(Data excerpts)
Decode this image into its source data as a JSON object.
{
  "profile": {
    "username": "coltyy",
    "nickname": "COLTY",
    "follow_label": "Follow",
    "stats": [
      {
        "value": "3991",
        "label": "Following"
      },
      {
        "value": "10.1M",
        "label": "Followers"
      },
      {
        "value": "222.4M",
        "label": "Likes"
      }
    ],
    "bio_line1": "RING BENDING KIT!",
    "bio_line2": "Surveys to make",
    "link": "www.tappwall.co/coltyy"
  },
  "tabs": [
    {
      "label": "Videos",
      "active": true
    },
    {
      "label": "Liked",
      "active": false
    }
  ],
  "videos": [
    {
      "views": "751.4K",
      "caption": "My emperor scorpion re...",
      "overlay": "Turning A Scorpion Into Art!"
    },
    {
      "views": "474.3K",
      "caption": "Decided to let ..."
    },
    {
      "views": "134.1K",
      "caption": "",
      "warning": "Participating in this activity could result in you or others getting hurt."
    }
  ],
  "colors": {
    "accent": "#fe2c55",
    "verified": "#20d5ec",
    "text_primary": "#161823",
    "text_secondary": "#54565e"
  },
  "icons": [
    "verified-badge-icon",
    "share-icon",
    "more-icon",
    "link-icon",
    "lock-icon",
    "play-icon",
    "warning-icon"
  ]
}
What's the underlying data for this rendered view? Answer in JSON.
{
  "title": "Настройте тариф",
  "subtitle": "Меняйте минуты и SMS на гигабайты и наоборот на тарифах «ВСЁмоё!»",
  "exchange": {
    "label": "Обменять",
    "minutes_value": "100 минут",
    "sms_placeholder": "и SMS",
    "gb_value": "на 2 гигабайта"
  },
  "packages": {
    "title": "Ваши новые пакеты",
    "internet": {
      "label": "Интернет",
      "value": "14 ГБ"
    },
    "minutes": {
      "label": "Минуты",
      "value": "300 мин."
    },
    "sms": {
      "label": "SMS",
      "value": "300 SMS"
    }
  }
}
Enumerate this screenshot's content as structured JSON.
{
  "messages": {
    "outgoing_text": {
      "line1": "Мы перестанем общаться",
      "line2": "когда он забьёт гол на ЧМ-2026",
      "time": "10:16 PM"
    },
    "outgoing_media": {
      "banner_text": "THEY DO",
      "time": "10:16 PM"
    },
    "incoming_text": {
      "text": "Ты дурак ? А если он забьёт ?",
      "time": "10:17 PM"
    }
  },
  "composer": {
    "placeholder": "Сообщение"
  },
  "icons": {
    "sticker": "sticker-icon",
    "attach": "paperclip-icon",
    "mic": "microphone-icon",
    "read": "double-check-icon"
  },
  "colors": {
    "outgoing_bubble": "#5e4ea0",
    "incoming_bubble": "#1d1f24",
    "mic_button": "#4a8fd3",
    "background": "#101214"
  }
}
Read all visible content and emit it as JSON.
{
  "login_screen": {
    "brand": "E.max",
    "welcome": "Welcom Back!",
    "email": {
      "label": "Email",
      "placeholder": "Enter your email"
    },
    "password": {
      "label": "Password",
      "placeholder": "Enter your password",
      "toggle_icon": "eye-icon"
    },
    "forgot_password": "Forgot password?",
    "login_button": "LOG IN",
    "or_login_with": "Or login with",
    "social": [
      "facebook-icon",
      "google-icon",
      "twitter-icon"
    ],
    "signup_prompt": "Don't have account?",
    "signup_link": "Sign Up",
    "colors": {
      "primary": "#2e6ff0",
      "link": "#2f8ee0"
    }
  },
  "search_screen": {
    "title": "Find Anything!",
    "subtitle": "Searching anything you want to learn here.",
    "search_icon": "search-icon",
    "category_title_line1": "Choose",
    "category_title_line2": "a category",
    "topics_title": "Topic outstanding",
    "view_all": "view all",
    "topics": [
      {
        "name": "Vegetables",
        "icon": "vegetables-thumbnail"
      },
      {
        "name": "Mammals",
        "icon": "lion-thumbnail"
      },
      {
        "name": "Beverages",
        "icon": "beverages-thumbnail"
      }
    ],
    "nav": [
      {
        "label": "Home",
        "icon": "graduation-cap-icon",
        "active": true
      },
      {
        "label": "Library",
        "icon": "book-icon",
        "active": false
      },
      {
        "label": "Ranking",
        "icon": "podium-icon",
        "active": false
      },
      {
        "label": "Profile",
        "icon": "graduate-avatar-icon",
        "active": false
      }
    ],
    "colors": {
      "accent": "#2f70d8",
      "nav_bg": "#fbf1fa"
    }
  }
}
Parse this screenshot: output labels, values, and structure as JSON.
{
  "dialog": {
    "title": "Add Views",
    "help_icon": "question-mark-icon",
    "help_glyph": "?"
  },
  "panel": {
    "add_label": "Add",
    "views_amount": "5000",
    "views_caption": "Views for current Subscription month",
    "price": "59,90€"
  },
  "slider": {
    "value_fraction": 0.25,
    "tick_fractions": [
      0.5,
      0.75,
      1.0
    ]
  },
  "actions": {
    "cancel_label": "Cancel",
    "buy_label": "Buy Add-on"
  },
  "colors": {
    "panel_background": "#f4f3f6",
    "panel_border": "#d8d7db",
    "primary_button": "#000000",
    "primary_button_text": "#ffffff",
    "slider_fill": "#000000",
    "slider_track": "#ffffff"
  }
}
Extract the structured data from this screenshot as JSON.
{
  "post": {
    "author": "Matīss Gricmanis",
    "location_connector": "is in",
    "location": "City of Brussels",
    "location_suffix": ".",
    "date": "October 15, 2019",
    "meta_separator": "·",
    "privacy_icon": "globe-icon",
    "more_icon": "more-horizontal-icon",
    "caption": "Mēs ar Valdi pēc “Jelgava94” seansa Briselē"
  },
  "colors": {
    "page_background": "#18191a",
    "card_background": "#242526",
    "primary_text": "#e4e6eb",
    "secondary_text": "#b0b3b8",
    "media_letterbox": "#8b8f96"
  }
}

### Description of the task
Repeat the preceding lines exactly, please, every one of them.

### Task output
Decode this image into its source data as a JSON object.
{
  "profile": {
    "username": "coltyy",
    "nickname": "COLTY",
    "follow_label": "Follow",
    "stats": [
      {
        "value": "3991",
        "label": "Following"
      },
      {
        "value": "10.1M",
        "label": "Followers"
      },
      {
        "value": "222.4M",
        "label": "Likes"
      }
    ],
    "bio_line1": "RING BENDING KIT!",
    "bio_line2": "Surveys to make",
    "link": "www.tappwall.co/coltyy"
  },
  "tabs": [
    {
      "label": "Videos",
      "active": true
    },
    {
      "label": "Liked",
      "active": false
    }
  ],
  "videos": [
    {
      "views": "751.4K",
      "caption": "My emperor scorpion re...",
      "overlay": "Turning A Scorpion Into Art!"
    },
    {
      "views": "474.3K",
      "caption": "Decided to let ..."
    },
    {
      "views": "134.1K",
      "caption": "",
      "warning": "Participating in this activity could result in you or others getting hurt."
    }
  ],
  "colors": {
    "accent": "#fe2c55",
    "verified": "#20d5ec",
    "text_primary": "#161823",
    "text_secondary": "#54565e"
  },
  "icons": [
    "verified-badge-icon",
    "share-icon",
    "more-icon",
    "link-icon",
    "lock-icon",
    "play-icon",
    "warning-icon"
  ]
}
What's the underlying data for this rendered view? Answer in JSON.
{
  "title": "Настройте тариф",
  "subtitle": "Меняйте минуты и SMS на гигабайты и наоборот на тарифах «ВСЁмоё!»",
  "exchange": {
    "label": "Обменять",
    "minutes_value": "100 минут",
    "sms_placeholder": "и SMS",
    "gb_value": "на 2 гигабайта"
  },
  "packages": {
    "title": "Ваши новые пакеты",
    "internet": {
      "label": "Интернет",
      "value": "14 ГБ"
    },
    "minutes": {
      "label": "Минуты",
      "value": "300 мин."
    },
    "sms": {
      "label": "SMS",
      "value": "300 SMS"
    }
  }
}
Enumerate this screenshot's content as structured JSON.
{
  "messages": {
    "outgoing_text": {
      "line1": "Мы перестанем общаться",
      "line2": "когда он забьёт гол на ЧМ-2026",
      "time": "10:16 PM"
    },
    "outgoing_media": {
      "banner_text": "THEY DO",
      "time": "10:16 PM"
    },
    "incoming_text": {
      "text": "Ты дурак ? А если он забьёт ?",
      "time": "10:17 PM"
    }
  },
  "composer": {
    "placeholder": "Сообщение"
  },
  "icons": {
    "sticker": "sticker-icon",
    "attach": "paperclip-icon",
    "mic": "microphone-icon",
    "read": "double-check-icon"
  },
  "colors": {
    "outgoing_bubble": "#5e4ea0",
    "incoming_bubble": "#1d1f24",
    "mic_button": "#4a8fd3",
    "background": "#101214"
  }
}
Read all visible content and emit it as JSON.
{
  "login_screen": {
    "brand": "E.max",
    "welcome": "Welcom Back!",
    "email": {
      "label": "Email",
      "placeholder": "Enter your email"
    },
    "password": {
      "label": "Password",
      "placeholder": "Enter your password",
      "toggle_icon": "eye-icon"
    },
    "forgot_password": "Forgot password?",
    "login_button": "LOG IN",
    "or_login_with": "Or login with",
    "social": [
      "facebook-icon",
      "google-icon",
      "twitter-icon"
    ],
    "signup_prompt": "Don't have account?",
    "signup_link": "Sign Up",
    "colors": {
      "primary": "#2e6ff0",
      "link": "#2f8ee0"
    }
  },
  "search_screen": {
    "title": "Find Anything!",
    "subtitle": "Searching anything you want to learn here.",
    "search_icon": "search-icon",
    "category_title_line1": "Choose",
    "category_title_line2": "a category",
    "topics_title": "Topic outstanding",
    "view_all": "view all",
    "topics": [
      {
        "name": "Vegetables",
        "icon": "vegetables-thumbnail"
      },
      {
        "name": "Mammals",
        "icon": "lion-thumbnail"
      },
      {
        "name": "Beverages",
        "icon": "beverages-thumbnail"
      }
    ],
    "nav": [
      {
        "label": "Home",
        "icon": "graduation-cap-icon",
        "active": true
      },
      {
        "label": "Library",
        "icon": "book-icon",
        "active": false
      },
      {
        "label": "Ranking",
        "icon": "podium-icon",
        "active": false
      },
      {
        "label": "Profile",
        "icon": "graduate-avatar-icon",
        "active": false
      }
    ],
    "colors": {
      "accent": "#2f70d8",
      "nav_bg": "#fbf1fa"
    }
  }
}
Parse this screenshot: output labels, values, and structure as JSON.
{
  "dialog": {
    "title": "Add Views",
    "help_icon": "question-mark-icon",
    "help_glyph": "?"
  },
  "panel": {
    "add_label": "Add",
    "views_amount": "5000",
    "views_caption": "Views for current Subscription month",
    "price": "59,90€"
  },
  "slider": {
    "value_fraction": 0.25,
    "tick_fractions": [
      0.5,
      0.75,
      1.0
    ]
  },
  "actions": {
    "cancel_label": "Cancel",
    "buy_label": "Buy Add-on"
  },
  "colors": {
    "panel_background": "#f4f3f6",
    "panel_border": "#d8d7db",
    "primary_button": "#000000",
    "primary_button_text": "#ffffff",
    "slider_fill": "#000000",
    "slider_track": "#ffffff"
  }
}
Extract the structured data from this screenshot as JSON.
{
  "post": {
    "author": "Matīss Gricmanis",
    "location_connector": "is in",
    "location": "City of Brussels",
    "location_suffix": ".",
    "date": "October 15, 2019",
    "meta_separator": "·",
    "privacy_icon": "globe-icon",
    "more_icon": "more-horizontal-icon",
    "caption": "Mēs ar Valdi pēc “Jelgava94” seansa Briselē"
  },
  "colors": {
    "page_background": "#18191a",
    "card_background": "#242526",
    "primary_text": "#e4e6eb",
    "secondary_text": "#b0b3b8",
    "media_letterbox": "#8b8f96"
  }
}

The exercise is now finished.